- _Set task_
Omit the pictures from the entries below and retype everything else exactly.

- _Information supplied_
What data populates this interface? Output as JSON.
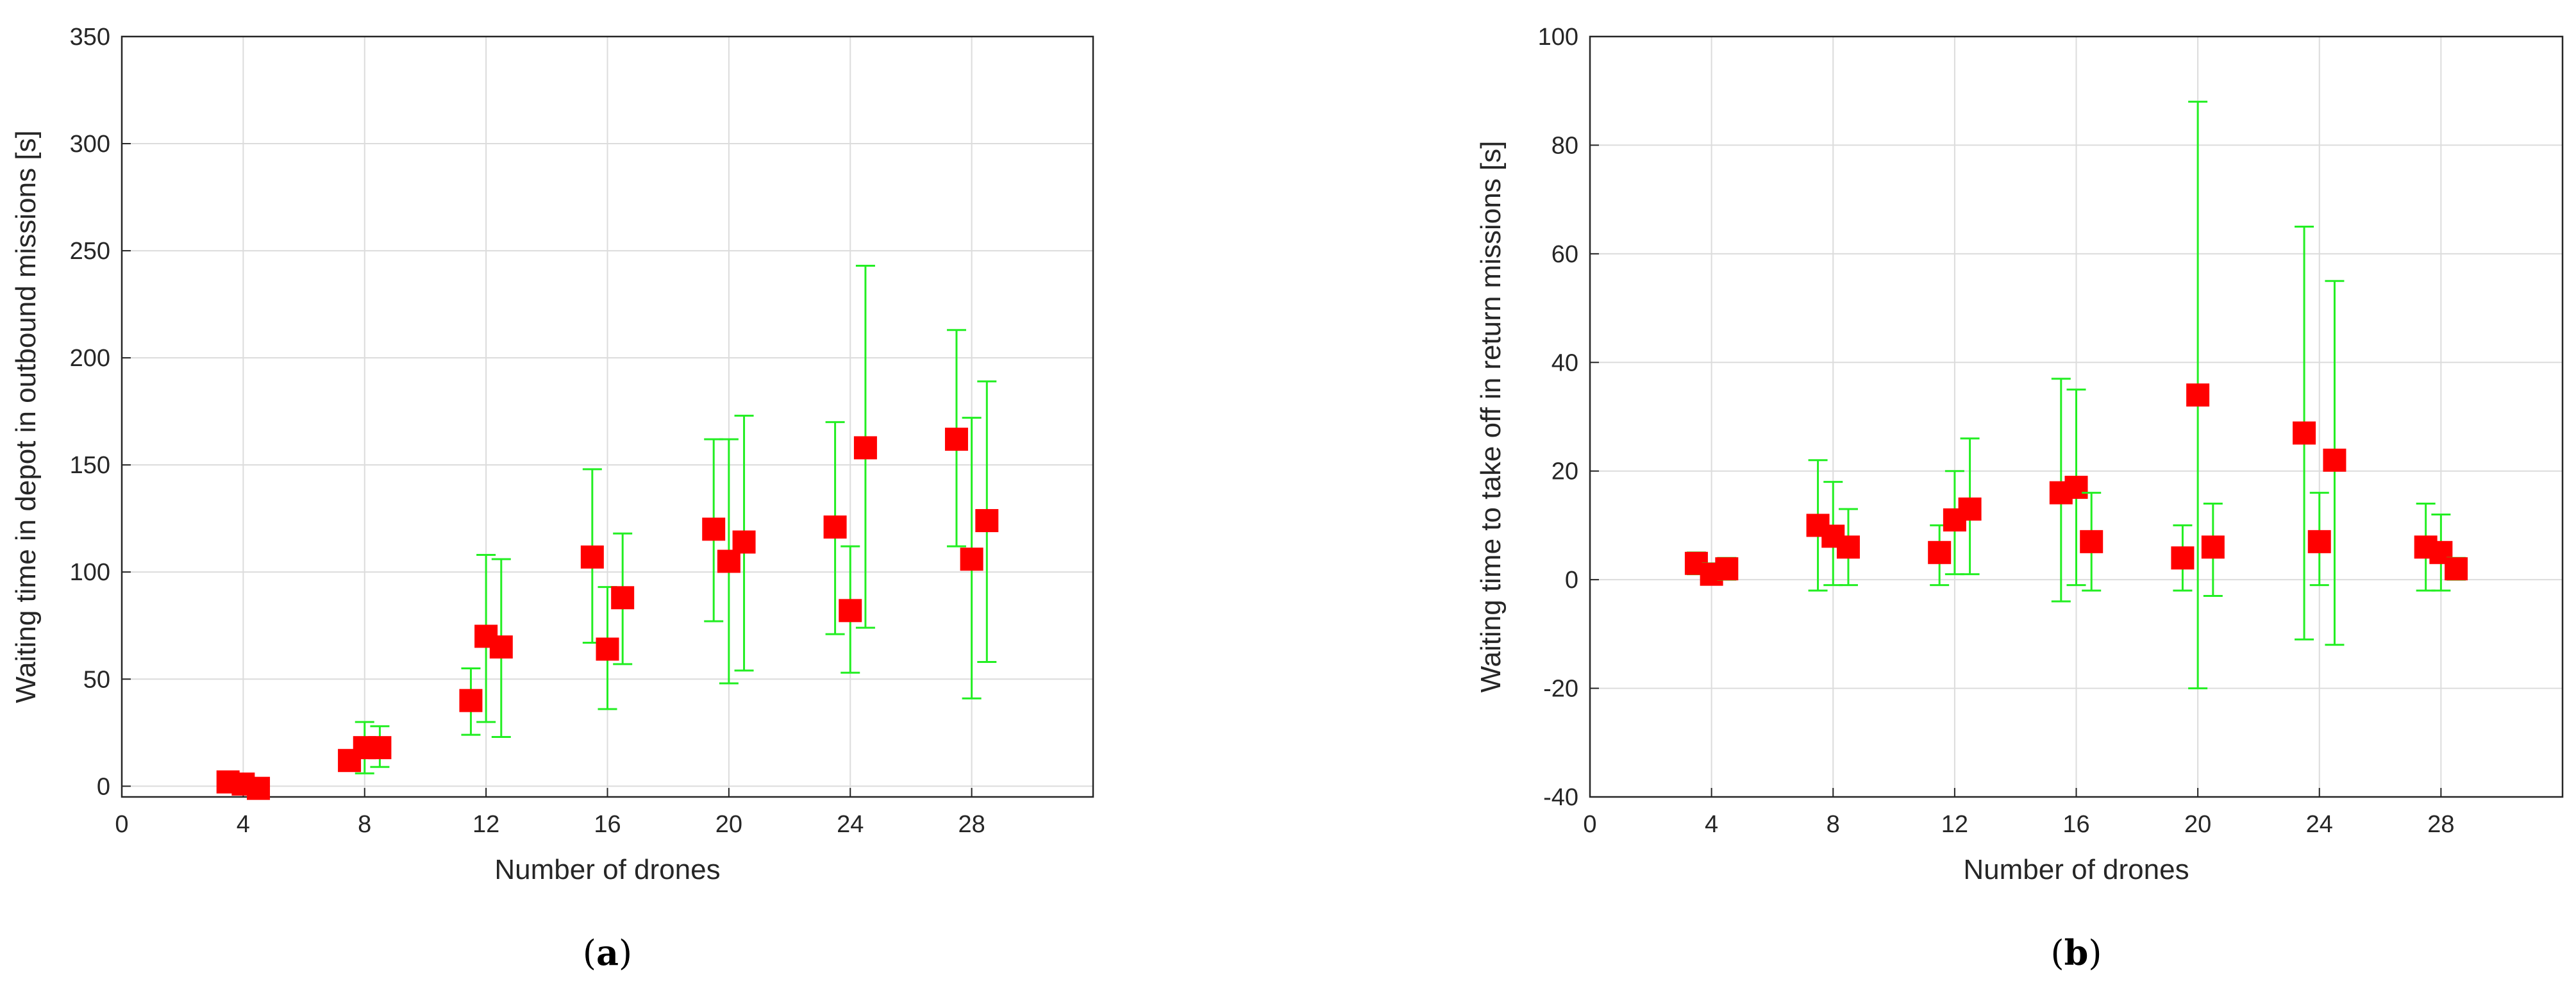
{
  "colors": {
    "marker": "#ff0000",
    "errorbar": "#22ee22",
    "grid": "#dcdcdc",
    "axis": "#262626"
  },
  "chart_data": [
    {
      "type": "scatter",
      "caption": "a",
      "title": "",
      "xlabel": "Number of drones",
      "ylabel": "Waiting time in depot in outbound missions [s]",
      "xlim": [
        0,
        32
      ],
      "ylim": [
        -5,
        350
      ],
      "xticks": [
        0,
        4,
        8,
        12,
        16,
        20,
        24,
        28
      ],
      "yticks": [
        0,
        50,
        100,
        150,
        200,
        250,
        300,
        350
      ],
      "grid": true,
      "points": [
        {
          "x": 3.5,
          "y": 2,
          "low": 0,
          "high": 4
        },
        {
          "x": 4.0,
          "y": 1,
          "low": 0,
          "high": 3
        },
        {
          "x": 4.5,
          "y": -1,
          "low": -2,
          "high": 2
        },
        {
          "x": 7.5,
          "y": 12,
          "low": 8,
          "high": 16
        },
        {
          "x": 8.0,
          "y": 18,
          "low": 6,
          "high": 30
        },
        {
          "x": 8.5,
          "y": 18,
          "low": 9,
          "high": 28
        },
        {
          "x": 11.5,
          "y": 40,
          "low": 24,
          "high": 55
        },
        {
          "x": 12.0,
          "y": 70,
          "low": 30,
          "high": 108
        },
        {
          "x": 12.5,
          "y": 65,
          "low": 23,
          "high": 106
        },
        {
          "x": 15.5,
          "y": 107,
          "low": 67,
          "high": 148
        },
        {
          "x": 16.0,
          "y": 64,
          "low": 36,
          "high": 93
        },
        {
          "x": 16.5,
          "y": 88,
          "low": 57,
          "high": 118
        },
        {
          "x": 19.5,
          "y": 120,
          "low": 77,
          "high": 162
        },
        {
          "x": 20.0,
          "y": 105,
          "low": 48,
          "high": 162
        },
        {
          "x": 20.5,
          "y": 114,
          "low": 54,
          "high": 173
        },
        {
          "x": 23.5,
          "y": 121,
          "low": 71,
          "high": 170
        },
        {
          "x": 24.0,
          "y": 82,
          "low": 53,
          "high": 112
        },
        {
          "x": 24.5,
          "y": 158,
          "low": 74,
          "high": 243
        },
        {
          "x": 27.5,
          "y": 162,
          "low": 112,
          "high": 213
        },
        {
          "x": 28.0,
          "y": 106,
          "low": 41,
          "high": 172
        },
        {
          "x": 28.5,
          "y": 124,
          "low": 58,
          "high": 189
        }
      ]
    },
    {
      "type": "scatter",
      "caption": "b",
      "title": "",
      "xlabel": "Number of drones",
      "ylabel": "Waiting time to take off in return missions [s]",
      "xlim": [
        0,
        32
      ],
      "ylim": [
        -40,
        100
      ],
      "xticks": [
        0,
        4,
        8,
        12,
        16,
        20,
        24,
        28
      ],
      "yticks": [
        -40,
        -20,
        0,
        20,
        40,
        60,
        80,
        100
      ],
      "grid": true,
      "points": [
        {
          "x": 3.5,
          "y": 3,
          "low": 1,
          "high": 5
        },
        {
          "x": 4.0,
          "y": 1,
          "low": 0,
          "high": 3
        },
        {
          "x": 4.5,
          "y": 2,
          "low": 0,
          "high": 4
        },
        {
          "x": 7.5,
          "y": 10,
          "low": -2,
          "high": 22
        },
        {
          "x": 8.0,
          "y": 8,
          "low": -1,
          "high": 18
        },
        {
          "x": 8.5,
          "y": 6,
          "low": -1,
          "high": 13
        },
        {
          "x": 11.5,
          "y": 5,
          "low": -1,
          "high": 10
        },
        {
          "x": 12.0,
          "y": 11,
          "low": 1,
          "high": 20
        },
        {
          "x": 12.5,
          "y": 13,
          "low": 1,
          "high": 26
        },
        {
          "x": 15.5,
          "y": 16,
          "low": -4,
          "high": 37
        },
        {
          "x": 16.0,
          "y": 17,
          "low": -1,
          "high": 35
        },
        {
          "x": 16.5,
          "y": 7,
          "low": -2,
          "high": 16
        },
        {
          "x": 19.5,
          "y": 4,
          "low": -2,
          "high": 10
        },
        {
          "x": 20.0,
          "y": 34,
          "low": -20,
          "high": 88
        },
        {
          "x": 20.5,
          "y": 6,
          "low": -3,
          "high": 14
        },
        {
          "x": 23.5,
          "y": 27,
          "low": -11,
          "high": 65
        },
        {
          "x": 24.0,
          "y": 7,
          "low": -1,
          "high": 16
        },
        {
          "x": 24.5,
          "y": 22,
          "low": -12,
          "high": 55
        },
        {
          "x": 27.5,
          "y": 6,
          "low": -2,
          "high": 14
        },
        {
          "x": 28.0,
          "y": 5,
          "low": -2,
          "high": 12
        },
        {
          "x": 28.5,
          "y": 2,
          "low": 0,
          "high": 4
        }
      ]
    }
  ]
}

- _Solution for this exercise_
What data populates this interface? Output as JSON.
{
  "colors": {
    "marker": "#ff0000",
    "errorbar": "#22ee22",
    "grid": "#dcdcdc",
    "axis": "#262626"
  },
  "chart_data": [
    {
      "type": "scatter",
      "caption": "a",
      "title": "",
      "xlabel": "Number of drones",
      "ylabel": "Waiting time in depot in outbound missions [s]",
      "xlim": [
        0,
        32
      ],
      "ylim": [
        -5,
        350
      ],
      "xticks": [
        0,
        4,
        8,
        12,
        16,
        20,
        24,
        28
      ],
      "yticks": [
        0,
        50,
        100,
        150,
        200,
        250,
        300,
        350
      ],
      "grid": true,
      "points": [
        {
          "x": 3.5,
          "y": 2,
          "low": 0,
          "high": 4
        },
        {
          "x": 4.0,
          "y": 1,
          "low": 0,
          "high": 3
        },
        {
          "x": 4.5,
          "y": -1,
          "low": -2,
          "high": 2
        },
        {
          "x": 7.5,
          "y": 12,
          "low": 8,
          "high": 16
        },
        {
          "x": 8.0,
          "y": 18,
          "low": 6,
          "high": 30
        },
        {
          "x": 8.5,
          "y": 18,
          "low": 9,
          "high": 28
        },
        {
          "x": 11.5,
          "y": 40,
          "low": 24,
          "high": 55
        },
        {
          "x": 12.0,
          "y": 70,
          "low": 30,
          "high": 108
        },
        {
          "x": 12.5,
          "y": 65,
          "low": 23,
          "high": 106
        },
        {
          "x": 15.5,
          "y": 107,
          "low": 67,
          "high": 148
        },
        {
          "x": 16.0,
          "y": 64,
          "low": 36,
          "high": 93
        },
        {
          "x": 16.5,
          "y": 88,
          "low": 57,
          "high": 118
        },
        {
          "x": 19.5,
          "y": 120,
          "low": 77,
          "high": 162
        },
        {
          "x": 20.0,
          "y": 105,
          "low": 48,
          "high": 162
        },
        {
          "x": 20.5,
          "y": 114,
          "low": 54,
          "high": 173
        },
        {
          "x": 23.5,
          "y": 121,
          "low": 71,
          "high": 170
        },
        {
          "x": 24.0,
          "y": 82,
          "low": 53,
          "high": 112
        },
        {
          "x": 24.5,
          "y": 158,
          "low": 74,
          "high": 243
        },
        {
          "x": 27.5,
          "y": 162,
          "low": 112,
          "high": 213
        },
        {
          "x": 28.0,
          "y": 106,
          "low": 41,
          "high": 172
        },
        {
          "x": 28.5,
          "y": 124,
          "low": 58,
          "high": 189
        }
      ]
    },
    {
      "type": "scatter",
      "caption": "b",
      "title": "",
      "xlabel": "Number of drones",
      "ylabel": "Waiting time to take off in return missions [s]",
      "xlim": [
        0,
        32
      ],
      "ylim": [
        -40,
        100
      ],
      "xticks": [
        0,
        4,
        8,
        12,
        16,
        20,
        24,
        28
      ],
      "yticks": [
        -40,
        -20,
        0,
        20,
        40,
        60,
        80,
        100
      ],
      "grid": true,
      "points": [
        {
          "x": 3.5,
          "y": 3,
          "low": 1,
          "high": 5
        },
        {
          "x": 4.0,
          "y": 1,
          "low": 0,
          "high": 3
        },
        {
          "x": 4.5,
          "y": 2,
          "low": 0,
          "high": 4
        },
        {
          "x": 7.5,
          "y": 10,
          "low": -2,
          "high": 22
        },
        {
          "x": 8.0,
          "y": 8,
          "low": -1,
          "high": 18
        },
        {
          "x": 8.5,
          "y": 6,
          "low": -1,
          "high": 13
        },
        {
          "x": 11.5,
          "y": 5,
          "low": -1,
          "high": 10
        },
        {
          "x": 12.0,
          "y": 11,
          "low": 1,
          "high": 20
        },
        {
          "x": 12.5,
          "y": 13,
          "low": 1,
          "high": 26
        },
        {
          "x": 15.5,
          "y": 16,
          "low": -4,
          "high": 37
        },
        {
          "x": 16.0,
          "y": 17,
          "low": -1,
          "high": 35
        },
        {
          "x": 16.5,
          "y": 7,
          "low": -2,
          "high": 16
        },
        {
          "x": 19.5,
          "y": 4,
          "low": -2,
          "high": 10
        },
        {
          "x": 20.0,
          "y": 34,
          "low": -20,
          "high": 88
        },
        {
          "x": 20.5,
          "y": 6,
          "low": -3,
          "high": 14
        },
        {
          "x": 23.5,
          "y": 27,
          "low": -11,
          "high": 65
        },
        {
          "x": 24.0,
          "y": 7,
          "low": -1,
          "high": 16
        },
        {
          "x": 24.5,
          "y": 22,
          "low": -12,
          "high": 55
        },
        {
          "x": 27.5,
          "y": 6,
          "low": -2,
          "high": 14
        },
        {
          "x": 28.0,
          "y": 5,
          "low": -2,
          "high": 12
        },
        {
          "x": 28.5,
          "y": 2,
          "low": 0,
          "high": 4
        }
      ]
    }
  ]
}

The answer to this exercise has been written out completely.